===== Provided data =====

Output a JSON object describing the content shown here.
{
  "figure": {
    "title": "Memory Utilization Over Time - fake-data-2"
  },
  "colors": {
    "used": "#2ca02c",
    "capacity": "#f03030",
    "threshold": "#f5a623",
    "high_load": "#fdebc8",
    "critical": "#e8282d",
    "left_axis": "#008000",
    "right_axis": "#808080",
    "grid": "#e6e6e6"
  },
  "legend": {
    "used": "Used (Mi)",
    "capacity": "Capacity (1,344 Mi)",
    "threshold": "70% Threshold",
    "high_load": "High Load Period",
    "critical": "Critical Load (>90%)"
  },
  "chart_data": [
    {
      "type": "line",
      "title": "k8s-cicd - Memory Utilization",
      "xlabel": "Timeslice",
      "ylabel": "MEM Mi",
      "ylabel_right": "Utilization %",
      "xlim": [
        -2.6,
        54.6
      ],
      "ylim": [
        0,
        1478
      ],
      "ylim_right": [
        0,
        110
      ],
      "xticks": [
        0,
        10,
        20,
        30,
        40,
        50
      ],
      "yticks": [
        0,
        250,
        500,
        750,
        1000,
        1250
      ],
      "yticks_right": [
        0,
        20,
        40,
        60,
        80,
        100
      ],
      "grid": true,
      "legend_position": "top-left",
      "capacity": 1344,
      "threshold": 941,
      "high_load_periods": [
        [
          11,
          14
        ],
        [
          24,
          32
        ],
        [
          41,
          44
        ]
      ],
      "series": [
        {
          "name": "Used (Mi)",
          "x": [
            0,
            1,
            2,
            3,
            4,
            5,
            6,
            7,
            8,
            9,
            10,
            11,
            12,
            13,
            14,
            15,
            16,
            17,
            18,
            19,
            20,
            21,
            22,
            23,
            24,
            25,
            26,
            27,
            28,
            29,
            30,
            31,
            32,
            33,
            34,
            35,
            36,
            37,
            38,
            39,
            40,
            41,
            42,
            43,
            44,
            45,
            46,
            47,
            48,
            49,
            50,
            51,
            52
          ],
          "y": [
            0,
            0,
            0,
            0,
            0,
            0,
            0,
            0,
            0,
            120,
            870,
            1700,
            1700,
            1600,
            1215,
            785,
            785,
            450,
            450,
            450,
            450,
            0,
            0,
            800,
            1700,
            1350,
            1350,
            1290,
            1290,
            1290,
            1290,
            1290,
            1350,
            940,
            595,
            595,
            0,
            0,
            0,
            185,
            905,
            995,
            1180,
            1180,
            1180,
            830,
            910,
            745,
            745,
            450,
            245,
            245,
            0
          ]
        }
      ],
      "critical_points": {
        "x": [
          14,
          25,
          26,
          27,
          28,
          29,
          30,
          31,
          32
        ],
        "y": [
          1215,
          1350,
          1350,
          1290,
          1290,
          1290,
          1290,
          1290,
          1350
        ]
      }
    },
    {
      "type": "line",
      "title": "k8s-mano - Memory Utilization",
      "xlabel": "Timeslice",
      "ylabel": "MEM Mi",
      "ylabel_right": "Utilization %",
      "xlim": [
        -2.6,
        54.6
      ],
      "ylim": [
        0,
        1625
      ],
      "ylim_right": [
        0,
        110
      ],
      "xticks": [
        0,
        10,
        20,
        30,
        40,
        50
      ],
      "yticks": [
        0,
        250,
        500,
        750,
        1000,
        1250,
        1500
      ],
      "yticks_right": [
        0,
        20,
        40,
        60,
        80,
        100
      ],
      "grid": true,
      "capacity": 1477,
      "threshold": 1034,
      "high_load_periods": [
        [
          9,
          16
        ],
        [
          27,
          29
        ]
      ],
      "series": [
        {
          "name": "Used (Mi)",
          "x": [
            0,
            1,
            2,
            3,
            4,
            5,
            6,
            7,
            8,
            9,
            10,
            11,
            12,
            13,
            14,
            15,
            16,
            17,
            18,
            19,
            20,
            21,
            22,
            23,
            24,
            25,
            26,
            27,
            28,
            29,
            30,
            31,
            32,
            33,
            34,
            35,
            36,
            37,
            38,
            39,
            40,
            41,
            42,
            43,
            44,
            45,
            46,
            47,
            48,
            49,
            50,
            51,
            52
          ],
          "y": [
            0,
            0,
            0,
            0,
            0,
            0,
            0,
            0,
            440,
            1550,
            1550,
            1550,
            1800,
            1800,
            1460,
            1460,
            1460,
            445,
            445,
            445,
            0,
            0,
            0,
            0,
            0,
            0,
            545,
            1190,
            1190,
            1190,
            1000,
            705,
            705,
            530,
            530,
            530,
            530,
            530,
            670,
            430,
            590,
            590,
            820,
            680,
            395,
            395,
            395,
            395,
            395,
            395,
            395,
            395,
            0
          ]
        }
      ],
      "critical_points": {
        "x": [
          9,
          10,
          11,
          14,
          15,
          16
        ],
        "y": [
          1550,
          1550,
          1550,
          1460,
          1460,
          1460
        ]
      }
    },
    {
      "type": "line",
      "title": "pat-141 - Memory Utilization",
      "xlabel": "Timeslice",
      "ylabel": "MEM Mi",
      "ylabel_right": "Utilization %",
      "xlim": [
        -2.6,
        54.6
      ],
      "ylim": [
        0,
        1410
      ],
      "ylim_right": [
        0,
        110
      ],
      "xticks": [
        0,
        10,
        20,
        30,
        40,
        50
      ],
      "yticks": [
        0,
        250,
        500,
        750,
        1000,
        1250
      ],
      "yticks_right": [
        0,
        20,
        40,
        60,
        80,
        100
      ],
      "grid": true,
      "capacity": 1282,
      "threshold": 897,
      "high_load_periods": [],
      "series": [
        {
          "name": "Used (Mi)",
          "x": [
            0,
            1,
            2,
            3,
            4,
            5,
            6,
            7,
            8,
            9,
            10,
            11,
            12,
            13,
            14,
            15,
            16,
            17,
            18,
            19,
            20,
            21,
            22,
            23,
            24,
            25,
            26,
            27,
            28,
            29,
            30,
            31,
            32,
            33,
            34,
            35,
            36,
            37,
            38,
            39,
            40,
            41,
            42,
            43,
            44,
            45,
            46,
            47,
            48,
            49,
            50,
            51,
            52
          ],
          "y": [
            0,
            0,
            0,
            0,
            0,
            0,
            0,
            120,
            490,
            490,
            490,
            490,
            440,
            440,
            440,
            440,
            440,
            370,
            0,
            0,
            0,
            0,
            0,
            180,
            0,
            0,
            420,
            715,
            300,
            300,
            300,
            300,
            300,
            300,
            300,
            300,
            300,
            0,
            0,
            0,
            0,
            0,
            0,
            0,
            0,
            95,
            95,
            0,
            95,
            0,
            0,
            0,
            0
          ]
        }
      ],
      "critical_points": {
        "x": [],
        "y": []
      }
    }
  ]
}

=====

**What to work on:** Repeat each record exactly. Omit nothing.

**Result of the exercise:**
Output a JSON object describing the content shown here.
{
  "figure": {
    "title": "Memory Utilization Over Time - fake-data-2"
  },
  "colors": {
    "used": "#2ca02c",
    "capacity": "#f03030",
    "threshold": "#f5a623",
    "high_load": "#fdebc8",
    "critical": "#e8282d",
    "left_axis": "#008000",
    "right_axis": "#808080",
    "grid": "#e6e6e6"
  },
  "legend": {
    "used": "Used (Mi)",
    "capacity": "Capacity (1,344 Mi)",
    "threshold": "70% Threshold",
    "high_load": "High Load Period",
    "critical": "Critical Load (>90%)"
  },
  "chart_data": [
    {
      "type": "line",
      "title": "k8s-cicd - Memory Utilization",
      "xlabel": "Timeslice",
      "ylabel": "MEM Mi",
      "ylabel_right": "Utilization %",
      "xlim": [
        -2.6,
        54.6
      ],
      "ylim": [
        0,
        1478
      ],
      "ylim_right": [
        0,
        110
      ],
      "xticks": [
        0,
        10,
        20,
        30,
        40,
        50
      ],
      "yticks": [
        0,
        250,
        500,
        750,
        1000,
        1250
      ],
      "yticks_right": [
        0,
        20,
        40,
        60,
        80,
        100
      ],
      "grid": true,
      "legend_position": "top-left",
      "capacity": 1344,
      "threshold": 941,
      "high_load_periods": [
        [
          11,
          14
        ],
        [
          24,
          32
        ],
        [
          41,
          44
        ]
      ],
      "series": [
        {
          "name": "Used (Mi)",
          "x": [
            0,
            1,
            2,
            3,
            4,
            5,
            6,
            7,
            8,
            9,
            10,
            11,
            12,
            13,
            14,
            15,
            16,
            17,
            18,
            19,
            20,
            21,
            22,
            23,
            24,
            25,
            26,
            27,
            28,
            29,
            30,
            31,
            32,
            33,
            34,
            35,
            36,
            37,
            38,
            39,
            40,
            41,
            42,
            43,
            44,
            45,
            46,
            47,
            48,
            49,
            50,
            51,
            52
          ],
          "y": [
            0,
            0,
            0,
            0,
            0,
            0,
            0,
            0,
            0,
            120,
            870,
            1700,
            1700,
            1600,
            1215,
            785,
            785,
            450,
            450,
            450,
            450,
            0,
            0,
            800,
            1700,
            1350,
            1350,
            1290,
            1290,
            1290,
            1290,
            1290,
            1350,
            940,
            595,
            595,
            0,
            0,
            0,
            185,
            905,
            995,
            1180,
            1180,
            1180,
            830,
            910,
            745,
            745,
            450,
            245,
            245,
            0
          ]
        }
      ],
      "critical_points": {
        "x": [
          14,
          25,
          26,
          27,
          28,
          29,
          30,
          31,
          32
        ],
        "y": [
          1215,
          1350,
          1350,
          1290,
          1290,
          1290,
          1290,
          1290,
          1350
        ]
      }
    },
    {
      "type": "line",
      "title": "k8s-mano - Memory Utilization",
      "xlabel": "Timeslice",
      "ylabel": "MEM Mi",
      "ylabel_right": "Utilization %",
      "xlim": [
        -2.6,
        54.6
      ],
      "ylim": [
        0,
        1625
      ],
      "ylim_right": [
        0,
        110
      ],
      "xticks": [
        0,
        10,
        20,
        30,
        40,
        50
      ],
      "yticks": [
        0,
        250,
        500,
        750,
        1000,
        1250,
        1500
      ],
      "yticks_right": [
        0,
        20,
        40,
        60,
        80,
        100
      ],
      "grid": true,
      "capacity": 1477,
      "threshold": 1034,
      "high_load_periods": [
        [
          9,
          16
        ],
        [
          27,
          29
        ]
      ],
      "series": [
        {
          "name": "Used (Mi)",
          "x": [
            0,
            1,
            2,
            3,
            4,
            5,
            6,
            7,
            8,
            9,
            10,
            11,
            12,
            13,
            14,
            15,
            16,
            17,
            18,
            19,
            20,
            21,
            22,
            23,
            24,
            25,
            26,
            27,
            28,
            29,
            30,
            31,
            32,
            33,
            34,
            35,
            36,
            37,
            38,
            39,
            40,
            41,
            42,
            43,
            44,
            45,
            46,
            47,
            48,
            49,
            50,
            51,
            52
          ],
          "y": [
            0,
            0,
            0,
            0,
            0,
            0,
            0,
            0,
            440,
            1550,
            1550,
            1550,
            1800,
            1800,
            1460,
            1460,
            1460,
            445,
            445,
            445,
            0,
            0,
            0,
            0,
            0,
            0,
            545,
            1190,
            1190,
            1190,
            1000,
            705,
            705,
            530,
            530,
            530,
            530,
            530,
            670,
            430,
            590,
            590,
            820,
            680,
            395,
            395,
            395,
            395,
            395,
            395,
            395,
            395,
            0
          ]
        }
      ],
      "critical_points": {
        "x": [
          9,
          10,
          11,
          14,
          15,
          16
        ],
        "y": [
          1550,
          1550,
          1550,
          1460,
          1460,
          1460
        ]
      }
    },
    {
      "type": "line",
      "title": "pat-141 - Memory Utilization",
      "xlabel": "Timeslice",
      "ylabel": "MEM Mi",
      "ylabel_right": "Utilization %",
      "xlim": [
        -2.6,
        54.6
      ],
      "ylim": [
        0,
        1410
      ],
      "ylim_right": [
        0,
        110
      ],
      "xticks": [
        0,
        10,
        20,
        30,
        40,
        50
      ],
      "yticks": [
        0,
        250,
        500,
        750,
        1000,
        1250
      ],
      "yticks_right": [
        0,
        20,
        40,
        60,
        80,
        100
      ],
      "grid": true,
      "capacity": 1282,
      "threshold": 897,
      "high_load_periods": [],
      "series": [
        {
          "name": "Used (Mi)",
          "x": [
            0,
            1,
            2,
            3,
            4,
            5,
            6,
            7,
            8,
            9,
            10,
            11,
            12,
            13,
            14,
            15,
            16,
            17,
            18,
            19,
            20,
            21,
            22,
            23,
            24,
            25,
            26,
            27,
            28,
            29,
            30,
            31,
            32,
            33,
            34,
            35,
            36,
            37,
            38,
            39,
            40,
            41,
            42,
            43,
            44,
            45,
            46,
            47,
            48,
            49,
            50,
            51,
            52
          ],
          "y": [
            0,
            0,
            0,
            0,
            0,
            0,
            0,
            120,
            490,
            490,
            490,
            490,
            440,
            440,
            440,
            440,
            440,
            370,
            0,
            0,
            0,
            0,
            0,
            180,
            0,
            0,
            420,
            715,
            300,
            300,
            300,
            300,
            300,
            300,
            300,
            300,
            300,
            0,
            0,
            0,
            0,
            0,
            0,
            0,
            0,
            95,
            95,
            0,
            95,
            0,
            0,
            0,
            0
          ]
        }
      ],
      "critical_points": {
        "x": [],
        "y": []
      }
    }
  ]
}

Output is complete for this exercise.